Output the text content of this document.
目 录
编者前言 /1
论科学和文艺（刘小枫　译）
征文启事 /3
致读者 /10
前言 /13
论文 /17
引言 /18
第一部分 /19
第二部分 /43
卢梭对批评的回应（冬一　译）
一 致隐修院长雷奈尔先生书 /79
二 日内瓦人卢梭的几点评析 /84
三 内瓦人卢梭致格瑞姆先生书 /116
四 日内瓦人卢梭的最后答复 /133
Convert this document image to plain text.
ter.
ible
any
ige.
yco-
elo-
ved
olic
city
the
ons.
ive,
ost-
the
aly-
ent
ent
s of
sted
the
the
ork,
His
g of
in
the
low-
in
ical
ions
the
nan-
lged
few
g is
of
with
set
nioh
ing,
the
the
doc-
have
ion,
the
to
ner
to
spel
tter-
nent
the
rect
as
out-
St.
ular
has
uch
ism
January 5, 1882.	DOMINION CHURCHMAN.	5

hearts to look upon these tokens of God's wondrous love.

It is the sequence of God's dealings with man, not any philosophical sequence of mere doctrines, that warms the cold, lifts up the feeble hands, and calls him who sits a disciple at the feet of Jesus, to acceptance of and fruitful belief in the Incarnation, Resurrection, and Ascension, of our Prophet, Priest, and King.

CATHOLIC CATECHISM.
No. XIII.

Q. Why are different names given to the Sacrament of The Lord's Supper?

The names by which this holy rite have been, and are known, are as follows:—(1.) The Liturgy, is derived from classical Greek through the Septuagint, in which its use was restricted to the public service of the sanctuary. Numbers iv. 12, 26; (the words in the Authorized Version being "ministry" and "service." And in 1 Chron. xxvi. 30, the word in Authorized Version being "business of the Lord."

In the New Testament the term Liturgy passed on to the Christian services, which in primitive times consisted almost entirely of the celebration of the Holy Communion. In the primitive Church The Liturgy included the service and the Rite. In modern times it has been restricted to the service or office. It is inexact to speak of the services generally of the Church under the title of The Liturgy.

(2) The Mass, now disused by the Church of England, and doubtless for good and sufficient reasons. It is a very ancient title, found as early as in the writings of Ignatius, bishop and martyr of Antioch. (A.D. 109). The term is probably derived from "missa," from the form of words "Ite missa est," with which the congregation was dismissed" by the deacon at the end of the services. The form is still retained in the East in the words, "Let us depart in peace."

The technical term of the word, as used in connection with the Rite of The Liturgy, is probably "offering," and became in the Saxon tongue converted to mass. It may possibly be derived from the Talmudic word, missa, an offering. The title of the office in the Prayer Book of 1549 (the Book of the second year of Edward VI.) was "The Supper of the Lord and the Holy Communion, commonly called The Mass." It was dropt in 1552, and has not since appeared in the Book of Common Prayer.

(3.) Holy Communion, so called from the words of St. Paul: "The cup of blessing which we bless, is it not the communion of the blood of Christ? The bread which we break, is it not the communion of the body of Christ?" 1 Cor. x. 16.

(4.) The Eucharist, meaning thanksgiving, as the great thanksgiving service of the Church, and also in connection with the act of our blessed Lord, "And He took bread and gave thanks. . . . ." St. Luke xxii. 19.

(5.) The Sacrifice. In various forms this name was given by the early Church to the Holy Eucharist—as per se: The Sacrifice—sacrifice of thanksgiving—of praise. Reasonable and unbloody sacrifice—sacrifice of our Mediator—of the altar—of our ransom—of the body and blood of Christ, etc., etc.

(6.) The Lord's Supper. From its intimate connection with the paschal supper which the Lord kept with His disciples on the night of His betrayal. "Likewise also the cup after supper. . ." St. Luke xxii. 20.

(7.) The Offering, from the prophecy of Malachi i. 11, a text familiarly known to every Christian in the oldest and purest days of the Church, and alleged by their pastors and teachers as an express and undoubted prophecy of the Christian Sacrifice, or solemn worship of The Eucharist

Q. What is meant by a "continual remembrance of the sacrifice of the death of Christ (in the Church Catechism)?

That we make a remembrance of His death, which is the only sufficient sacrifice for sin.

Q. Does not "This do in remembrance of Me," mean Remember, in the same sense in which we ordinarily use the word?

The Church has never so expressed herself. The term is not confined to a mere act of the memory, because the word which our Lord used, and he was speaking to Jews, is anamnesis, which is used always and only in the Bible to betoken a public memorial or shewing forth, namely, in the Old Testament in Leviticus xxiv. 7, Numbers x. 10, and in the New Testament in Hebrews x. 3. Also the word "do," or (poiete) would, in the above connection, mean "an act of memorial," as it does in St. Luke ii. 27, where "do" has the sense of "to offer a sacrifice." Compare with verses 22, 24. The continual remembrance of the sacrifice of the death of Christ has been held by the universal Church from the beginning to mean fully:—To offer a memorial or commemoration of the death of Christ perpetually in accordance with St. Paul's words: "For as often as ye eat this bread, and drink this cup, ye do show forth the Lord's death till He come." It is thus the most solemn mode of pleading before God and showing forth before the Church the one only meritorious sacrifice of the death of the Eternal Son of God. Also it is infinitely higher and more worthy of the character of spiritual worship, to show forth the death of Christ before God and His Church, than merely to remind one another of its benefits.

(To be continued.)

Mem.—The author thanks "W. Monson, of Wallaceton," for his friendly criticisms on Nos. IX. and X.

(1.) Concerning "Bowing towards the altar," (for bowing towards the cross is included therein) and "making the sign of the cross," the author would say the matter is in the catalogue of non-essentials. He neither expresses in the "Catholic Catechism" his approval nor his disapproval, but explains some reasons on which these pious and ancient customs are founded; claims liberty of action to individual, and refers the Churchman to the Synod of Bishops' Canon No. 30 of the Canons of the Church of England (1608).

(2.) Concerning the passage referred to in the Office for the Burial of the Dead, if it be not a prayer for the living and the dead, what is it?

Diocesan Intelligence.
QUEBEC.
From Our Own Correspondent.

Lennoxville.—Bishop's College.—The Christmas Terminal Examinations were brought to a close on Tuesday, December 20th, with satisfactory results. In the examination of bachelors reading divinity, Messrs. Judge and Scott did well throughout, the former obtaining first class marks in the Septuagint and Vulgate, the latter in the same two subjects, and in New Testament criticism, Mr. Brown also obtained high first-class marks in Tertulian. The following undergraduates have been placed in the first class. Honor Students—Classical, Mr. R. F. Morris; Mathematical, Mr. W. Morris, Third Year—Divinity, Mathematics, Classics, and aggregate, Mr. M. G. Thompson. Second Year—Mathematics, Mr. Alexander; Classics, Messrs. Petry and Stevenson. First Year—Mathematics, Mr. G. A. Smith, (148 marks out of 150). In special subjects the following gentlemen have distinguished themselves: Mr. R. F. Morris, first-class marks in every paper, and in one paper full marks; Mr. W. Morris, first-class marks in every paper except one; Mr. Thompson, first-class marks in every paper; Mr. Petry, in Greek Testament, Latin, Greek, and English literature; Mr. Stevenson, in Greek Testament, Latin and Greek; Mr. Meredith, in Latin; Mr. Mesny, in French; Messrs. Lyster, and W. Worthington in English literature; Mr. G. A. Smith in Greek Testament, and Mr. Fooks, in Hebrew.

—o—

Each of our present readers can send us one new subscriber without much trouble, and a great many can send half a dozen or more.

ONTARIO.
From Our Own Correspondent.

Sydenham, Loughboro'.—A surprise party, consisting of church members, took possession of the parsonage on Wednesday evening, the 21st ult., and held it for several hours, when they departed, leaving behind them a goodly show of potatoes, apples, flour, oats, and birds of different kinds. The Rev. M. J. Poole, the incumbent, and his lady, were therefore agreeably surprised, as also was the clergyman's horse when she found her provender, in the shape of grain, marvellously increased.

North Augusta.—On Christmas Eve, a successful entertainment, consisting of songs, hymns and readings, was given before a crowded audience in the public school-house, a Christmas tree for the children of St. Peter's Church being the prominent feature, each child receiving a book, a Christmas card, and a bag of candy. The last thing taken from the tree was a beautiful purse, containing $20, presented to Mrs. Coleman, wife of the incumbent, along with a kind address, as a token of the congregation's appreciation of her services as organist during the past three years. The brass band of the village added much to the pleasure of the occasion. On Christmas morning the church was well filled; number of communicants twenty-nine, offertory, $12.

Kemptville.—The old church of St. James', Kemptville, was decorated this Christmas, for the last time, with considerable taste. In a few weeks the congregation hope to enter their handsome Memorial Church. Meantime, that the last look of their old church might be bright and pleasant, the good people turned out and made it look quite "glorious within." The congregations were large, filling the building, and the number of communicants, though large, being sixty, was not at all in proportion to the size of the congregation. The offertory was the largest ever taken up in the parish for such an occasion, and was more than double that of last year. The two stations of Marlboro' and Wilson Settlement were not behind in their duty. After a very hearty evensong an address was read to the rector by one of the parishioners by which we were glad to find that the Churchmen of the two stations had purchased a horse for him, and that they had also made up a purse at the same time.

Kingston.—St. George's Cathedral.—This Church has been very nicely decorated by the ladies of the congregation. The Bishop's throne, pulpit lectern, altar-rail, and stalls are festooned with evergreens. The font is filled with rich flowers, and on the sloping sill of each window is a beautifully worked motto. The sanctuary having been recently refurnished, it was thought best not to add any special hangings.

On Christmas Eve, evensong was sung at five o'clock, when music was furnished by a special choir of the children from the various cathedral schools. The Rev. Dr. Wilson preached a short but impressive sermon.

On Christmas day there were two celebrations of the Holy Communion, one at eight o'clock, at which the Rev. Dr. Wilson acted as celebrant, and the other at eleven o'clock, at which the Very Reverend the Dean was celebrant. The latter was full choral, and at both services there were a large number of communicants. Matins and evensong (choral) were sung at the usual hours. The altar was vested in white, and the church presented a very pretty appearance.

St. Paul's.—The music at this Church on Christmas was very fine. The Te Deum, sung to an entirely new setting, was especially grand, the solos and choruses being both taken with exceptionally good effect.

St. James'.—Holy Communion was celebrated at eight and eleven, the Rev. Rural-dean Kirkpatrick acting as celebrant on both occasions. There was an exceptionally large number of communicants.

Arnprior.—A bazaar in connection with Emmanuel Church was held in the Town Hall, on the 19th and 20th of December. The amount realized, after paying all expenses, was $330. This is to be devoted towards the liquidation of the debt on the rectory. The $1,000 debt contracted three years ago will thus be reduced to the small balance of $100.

EXERCISE =>
Within the listing above, find every line containing the string "text" and return it.

EXERCISE ANSWER =>
Output the text content of this document.
Convert this document image to plain text.
(7.) The Offering, from the prophecy of Malachi i. 11, a text familiarly known to every Christian in the oldest and purest days of the Church, and alleged by their pastors and teachers as an express and undoubted prophecy of the Christian Sacrifice, or solemn worship of The Eucharist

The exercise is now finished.